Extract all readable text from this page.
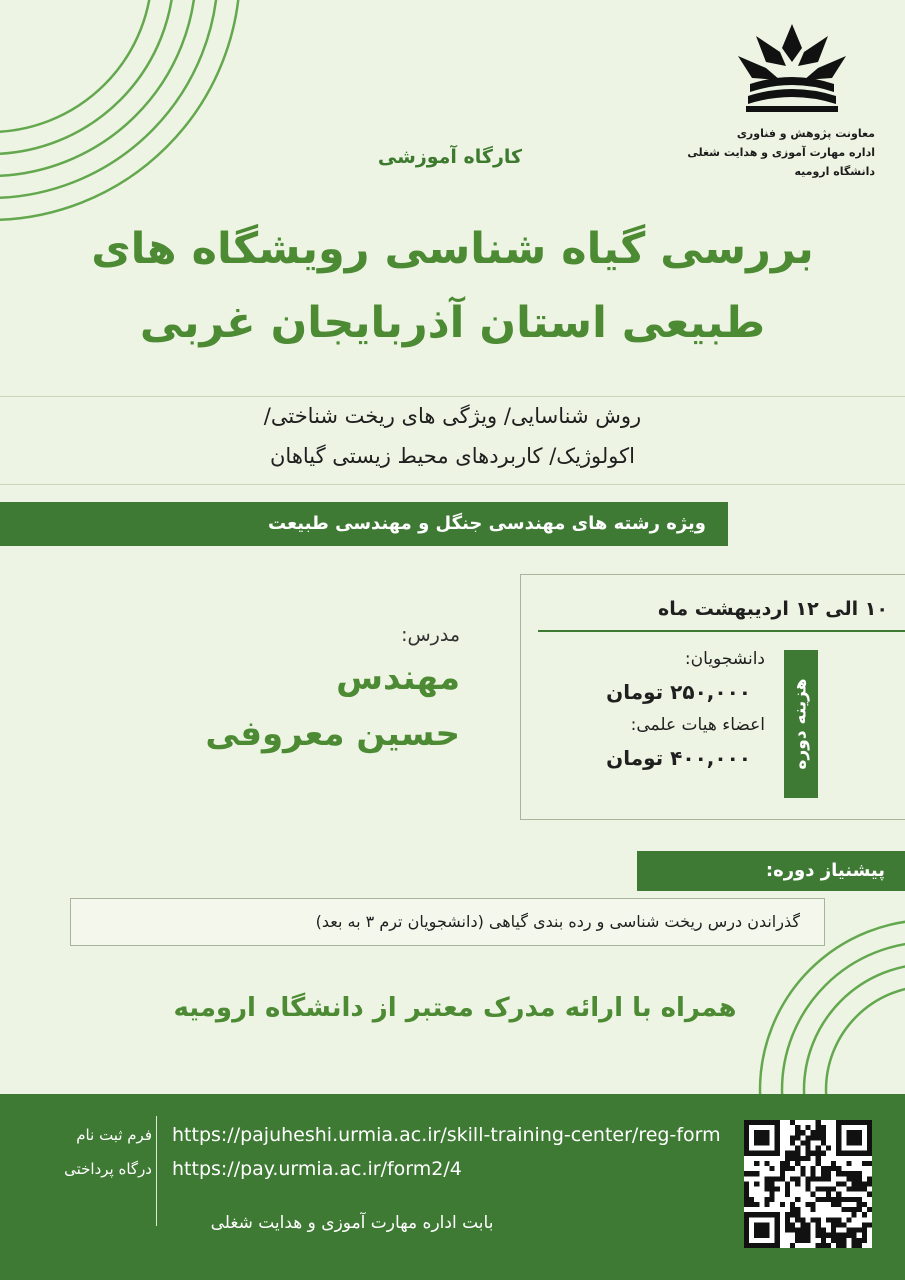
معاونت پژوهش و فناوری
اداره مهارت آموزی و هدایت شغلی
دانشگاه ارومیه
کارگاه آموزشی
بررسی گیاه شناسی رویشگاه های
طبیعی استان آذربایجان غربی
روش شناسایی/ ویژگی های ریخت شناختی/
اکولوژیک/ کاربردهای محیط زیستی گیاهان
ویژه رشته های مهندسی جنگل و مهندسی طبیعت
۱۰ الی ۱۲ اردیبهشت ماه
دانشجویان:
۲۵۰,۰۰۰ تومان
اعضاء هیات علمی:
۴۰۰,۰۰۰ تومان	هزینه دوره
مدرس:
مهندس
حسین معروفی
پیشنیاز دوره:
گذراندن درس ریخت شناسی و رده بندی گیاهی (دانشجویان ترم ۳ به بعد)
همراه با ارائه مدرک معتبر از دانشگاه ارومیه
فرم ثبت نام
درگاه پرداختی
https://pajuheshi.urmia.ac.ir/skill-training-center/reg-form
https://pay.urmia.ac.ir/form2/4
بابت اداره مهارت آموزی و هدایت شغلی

---

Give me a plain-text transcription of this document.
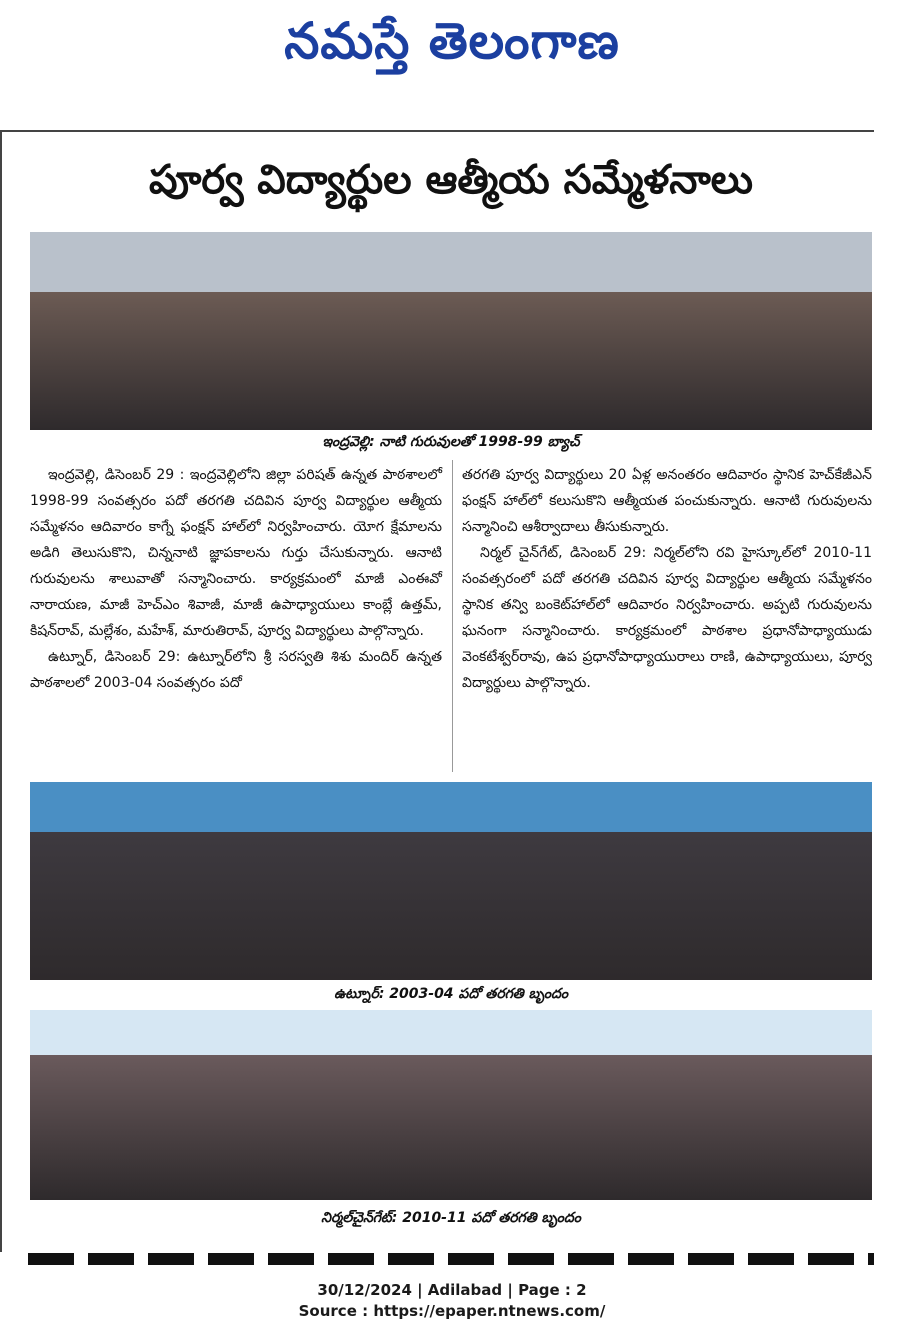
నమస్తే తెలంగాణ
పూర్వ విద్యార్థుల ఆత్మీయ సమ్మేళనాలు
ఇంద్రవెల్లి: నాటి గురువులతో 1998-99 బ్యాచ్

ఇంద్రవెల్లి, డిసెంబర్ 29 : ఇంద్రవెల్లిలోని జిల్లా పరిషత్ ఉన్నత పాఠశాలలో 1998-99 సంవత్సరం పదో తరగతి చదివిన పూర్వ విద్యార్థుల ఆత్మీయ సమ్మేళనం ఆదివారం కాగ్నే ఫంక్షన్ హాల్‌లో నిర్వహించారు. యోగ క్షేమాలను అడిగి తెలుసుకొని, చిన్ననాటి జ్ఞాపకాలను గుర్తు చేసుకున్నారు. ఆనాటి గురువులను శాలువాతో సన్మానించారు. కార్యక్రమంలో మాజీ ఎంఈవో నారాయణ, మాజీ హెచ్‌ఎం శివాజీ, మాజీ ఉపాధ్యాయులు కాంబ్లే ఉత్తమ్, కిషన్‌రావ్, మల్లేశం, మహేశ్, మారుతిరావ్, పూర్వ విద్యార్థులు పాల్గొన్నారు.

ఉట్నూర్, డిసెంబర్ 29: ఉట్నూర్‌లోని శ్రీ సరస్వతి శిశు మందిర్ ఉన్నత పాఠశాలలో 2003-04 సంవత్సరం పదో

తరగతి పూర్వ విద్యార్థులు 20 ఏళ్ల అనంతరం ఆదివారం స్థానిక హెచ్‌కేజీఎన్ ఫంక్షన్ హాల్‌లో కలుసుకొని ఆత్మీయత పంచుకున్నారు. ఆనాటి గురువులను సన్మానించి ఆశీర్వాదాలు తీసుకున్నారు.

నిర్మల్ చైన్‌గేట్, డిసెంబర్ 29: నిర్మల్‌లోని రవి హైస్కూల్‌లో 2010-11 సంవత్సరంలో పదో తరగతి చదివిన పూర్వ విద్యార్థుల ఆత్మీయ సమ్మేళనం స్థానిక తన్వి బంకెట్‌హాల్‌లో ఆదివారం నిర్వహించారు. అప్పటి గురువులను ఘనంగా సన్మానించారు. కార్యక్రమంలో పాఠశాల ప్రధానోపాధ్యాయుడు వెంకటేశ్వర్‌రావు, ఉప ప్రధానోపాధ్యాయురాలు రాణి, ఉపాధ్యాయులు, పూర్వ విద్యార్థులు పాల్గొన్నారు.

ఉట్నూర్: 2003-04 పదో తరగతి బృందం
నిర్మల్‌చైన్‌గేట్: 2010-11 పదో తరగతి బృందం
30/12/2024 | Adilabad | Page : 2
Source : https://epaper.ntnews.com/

**Request:**
Copy every line of the listing containing the string "شناسی".

**Written response:**
بررسی گیاه شناسی رویشگاه های
گذراندن درس ریخت شناسی و رده بندی گیاهی (دانشجویان ترم ۳ به بعد)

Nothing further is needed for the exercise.